* **Short problem 1**
Copy the passage of the forum thread word for word, beginning at the words "It is! It wouldn’t" and stopping after "(Apr 1, 2016)".

* **Text provided**

# Taking a chance...



## OpenSights (Mar 23, 2015)

Powers up, light comes on, needs a screen. Came with a ridgid locator. Locator works. $200. A friend of mine owns a few junkyards and got it in trade for a running car from one of his yards.

If anything, the locator is worth it.


----------



## Debo22 (Feb 15, 2015)

OpenSights said:


> Powers up, light comes on, needs a screen. Came with a ridgid locator. Locator works. $200. A friend of mine owns a few junkyards and got it in trade for a running car from one of his yards.
> 
> If anything, the locator is worth it.


Good score, that Scout looks to be in good condition


----------



## OpenSights (Mar 23, 2015)

Debo22 said:


> Good score, that Scout looks to be in good condition


It is! It wouldn’t power on when I picked it up, put fresh batteries in it, powered up like it should. I haven’t used it with my camera yet, but it bounced around all over the place like when you forget to turn on the sonoid.


----------



## canuck92 (Apr 1, 2016)

* **Short problem 2**
Repeat the records verbatim from their first line through the line that contains "- annotation-value: +63%: [374, 324, 414, 339]", including both of those lines.

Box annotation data
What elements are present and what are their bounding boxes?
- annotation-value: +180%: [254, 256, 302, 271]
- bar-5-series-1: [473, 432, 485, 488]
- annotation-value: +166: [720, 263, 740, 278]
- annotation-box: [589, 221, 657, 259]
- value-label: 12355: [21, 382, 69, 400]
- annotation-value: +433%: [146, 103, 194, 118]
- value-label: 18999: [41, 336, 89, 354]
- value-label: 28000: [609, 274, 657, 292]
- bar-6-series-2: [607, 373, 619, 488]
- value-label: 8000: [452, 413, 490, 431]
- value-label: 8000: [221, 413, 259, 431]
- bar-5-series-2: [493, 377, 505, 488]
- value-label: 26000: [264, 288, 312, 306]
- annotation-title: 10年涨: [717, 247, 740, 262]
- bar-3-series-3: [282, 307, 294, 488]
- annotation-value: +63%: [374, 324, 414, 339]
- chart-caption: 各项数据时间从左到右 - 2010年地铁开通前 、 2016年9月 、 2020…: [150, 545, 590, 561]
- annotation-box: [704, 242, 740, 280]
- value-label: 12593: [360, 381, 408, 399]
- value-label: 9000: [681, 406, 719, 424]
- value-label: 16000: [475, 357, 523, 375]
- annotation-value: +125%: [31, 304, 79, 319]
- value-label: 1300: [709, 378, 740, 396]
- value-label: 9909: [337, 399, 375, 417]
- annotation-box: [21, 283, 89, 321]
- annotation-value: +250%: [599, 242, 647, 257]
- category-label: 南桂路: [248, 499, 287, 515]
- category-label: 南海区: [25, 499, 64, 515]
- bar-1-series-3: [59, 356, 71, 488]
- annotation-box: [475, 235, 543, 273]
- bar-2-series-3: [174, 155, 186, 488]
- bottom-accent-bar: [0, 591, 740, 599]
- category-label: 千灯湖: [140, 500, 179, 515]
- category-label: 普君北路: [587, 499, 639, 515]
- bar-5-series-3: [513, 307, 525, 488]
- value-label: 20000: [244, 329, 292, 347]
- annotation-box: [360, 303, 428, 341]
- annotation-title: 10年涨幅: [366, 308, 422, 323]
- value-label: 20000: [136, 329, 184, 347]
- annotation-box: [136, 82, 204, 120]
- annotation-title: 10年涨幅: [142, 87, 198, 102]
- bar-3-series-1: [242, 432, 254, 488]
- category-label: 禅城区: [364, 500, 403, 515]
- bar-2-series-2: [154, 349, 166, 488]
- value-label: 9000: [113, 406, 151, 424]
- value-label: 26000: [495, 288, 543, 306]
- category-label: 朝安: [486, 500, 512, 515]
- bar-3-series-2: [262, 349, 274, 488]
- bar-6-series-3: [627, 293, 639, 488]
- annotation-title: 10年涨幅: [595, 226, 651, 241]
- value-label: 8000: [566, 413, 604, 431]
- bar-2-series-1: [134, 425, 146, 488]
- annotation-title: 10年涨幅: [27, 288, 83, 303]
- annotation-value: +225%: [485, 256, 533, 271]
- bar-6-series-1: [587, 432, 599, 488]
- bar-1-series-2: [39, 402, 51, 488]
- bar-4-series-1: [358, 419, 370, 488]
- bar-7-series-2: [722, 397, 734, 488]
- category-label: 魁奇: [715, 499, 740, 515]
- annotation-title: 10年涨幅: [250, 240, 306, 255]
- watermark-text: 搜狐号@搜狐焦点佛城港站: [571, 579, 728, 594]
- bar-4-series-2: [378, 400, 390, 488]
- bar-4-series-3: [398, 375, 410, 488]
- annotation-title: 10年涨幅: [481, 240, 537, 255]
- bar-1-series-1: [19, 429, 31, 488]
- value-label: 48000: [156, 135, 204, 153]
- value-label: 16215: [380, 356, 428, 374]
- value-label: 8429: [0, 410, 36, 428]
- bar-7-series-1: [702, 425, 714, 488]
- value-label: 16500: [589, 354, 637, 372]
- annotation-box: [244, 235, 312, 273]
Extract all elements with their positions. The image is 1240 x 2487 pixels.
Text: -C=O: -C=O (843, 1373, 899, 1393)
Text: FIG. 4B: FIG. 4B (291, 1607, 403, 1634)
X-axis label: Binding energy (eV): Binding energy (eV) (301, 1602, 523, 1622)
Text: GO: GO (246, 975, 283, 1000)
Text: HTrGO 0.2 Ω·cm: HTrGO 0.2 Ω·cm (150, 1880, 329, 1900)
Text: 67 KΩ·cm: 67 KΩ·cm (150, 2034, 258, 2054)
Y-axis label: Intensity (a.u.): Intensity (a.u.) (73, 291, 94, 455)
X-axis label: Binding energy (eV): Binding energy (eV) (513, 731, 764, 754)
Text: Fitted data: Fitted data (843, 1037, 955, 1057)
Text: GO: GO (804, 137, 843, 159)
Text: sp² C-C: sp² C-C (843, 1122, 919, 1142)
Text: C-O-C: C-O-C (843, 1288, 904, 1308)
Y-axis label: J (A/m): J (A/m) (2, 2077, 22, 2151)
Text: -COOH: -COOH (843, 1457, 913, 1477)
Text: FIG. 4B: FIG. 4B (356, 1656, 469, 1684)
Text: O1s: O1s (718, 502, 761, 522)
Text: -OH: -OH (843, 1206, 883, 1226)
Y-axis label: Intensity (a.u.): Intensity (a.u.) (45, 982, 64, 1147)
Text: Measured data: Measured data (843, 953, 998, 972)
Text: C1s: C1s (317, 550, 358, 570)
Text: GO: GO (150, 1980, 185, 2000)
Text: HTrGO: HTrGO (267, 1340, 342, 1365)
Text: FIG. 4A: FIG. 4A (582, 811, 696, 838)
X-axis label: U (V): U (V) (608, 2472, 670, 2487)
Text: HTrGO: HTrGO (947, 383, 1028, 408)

* **Result 1**
It is! It wouldn’t power on when I picked it up, put fresh batteries in it, powered up like it should. I haven’t used it with my camera yet, but it bounced around all over the place like when you forget to turn on the sonoid.


----------



## canuck92 (Apr 1, 2016)

* **Result 2**
What elements are present and what are their bounding boxes?
- annotation-value: +180%: [254, 256, 302, 271]
- bar-5-series-1: [473, 432, 485, 488]
- annotation-value: +166: [720, 263, 740, 278]
- annotation-box: [589, 221, 657, 259]
- value-label: 12355: [21, 382, 69, 400]
- annotation-value: +433%: [146, 103, 194, 118]
- value-label: 18999: [41, 336, 89, 354]
- value-label: 28000: [609, 274, 657, 292]
- bar-6-series-2: [607, 373, 619, 488]
- value-label: 8000: [452, 413, 490, 431]
- value-label: 8000: [221, 413, 259, 431]
- bar-5-series-2: [493, 377, 505, 488]
- value-label: 26000: [264, 288, 312, 306]
- annotation-title: 10年涨: [717, 247, 740, 262]
- bar-3-series-3: [282, 307, 294, 488]
- annotation-value: +63%: [374, 324, 414, 339]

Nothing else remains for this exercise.